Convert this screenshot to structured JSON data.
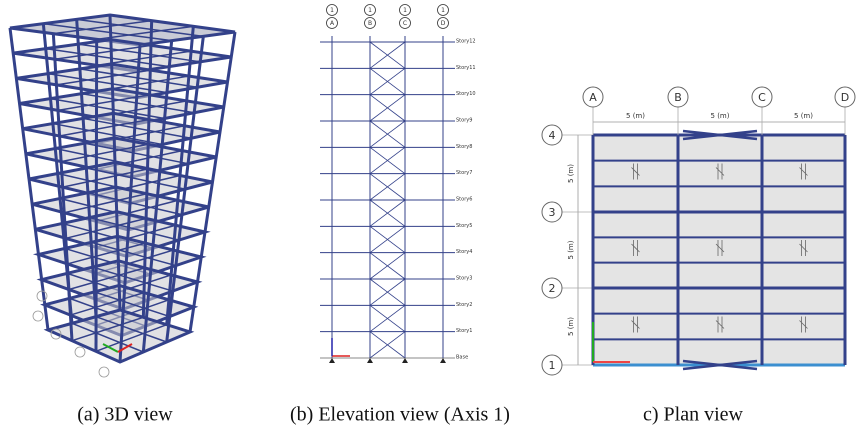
{
  "panels": [
    {
      "caption": "(a) 3D view"
    },
    {
      "caption": "(b) Elevation view (Axis 1)",
      "grid_labels": [
        [
          "1",
          "A"
        ],
        [
          "1",
          "B"
        ],
        [
          "1",
          "C"
        ],
        [
          "1",
          "D"
        ]
      ],
      "story_labels": [
        "Story12",
        "Story11",
        "Story10",
        "Story9",
        "Story8",
        "Story7",
        "Story6",
        "Story5",
        "Story4",
        "Story3",
        "Story2",
        "Story1",
        "Base"
      ]
    },
    {
      "caption": "c) Plan view",
      "column_labels": [
        "A",
        "B",
        "C",
        "D"
      ],
      "row_labels": [
        "4",
        "3",
        "2",
        "1"
      ],
      "span_labels": [
        "5 (m)",
        "5 (m)",
        "5 (m)"
      ],
      "bay_labels": [
        "5 (m)",
        "5 (m)",
        "5 (m)"
      ]
    }
  ]
}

[Goal]
Give the data again exactly as written, with all pictures left out.

[Reply to the exercise]
Convert this screenshot to structured JSON data.
{
  "panels": [
    {
      "caption": "(a) 3D view"
    },
    {
      "caption": "(b) Elevation view (Axis 1)",
      "grid_labels": [
        [
          "1",
          "A"
        ],
        [
          "1",
          "B"
        ],
        [
          "1",
          "C"
        ],
        [
          "1",
          "D"
        ]
      ],
      "story_labels": [
        "Story12",
        "Story11",
        "Story10",
        "Story9",
        "Story8",
        "Story7",
        "Story6",
        "Story5",
        "Story4",
        "Story3",
        "Story2",
        "Story1",
        "Base"
      ]
    },
    {
      "caption": "c) Plan view",
      "column_labels": [
        "A",
        "B",
        "C",
        "D"
      ],
      "row_labels": [
        "4",
        "3",
        "2",
        "1"
      ],
      "span_labels": [
        "5 (m)",
        "5 (m)",
        "5 (m)"
      ],
      "bay_labels": [
        "5 (m)",
        "5 (m)",
        "5 (m)"
      ]
    }
  ]
}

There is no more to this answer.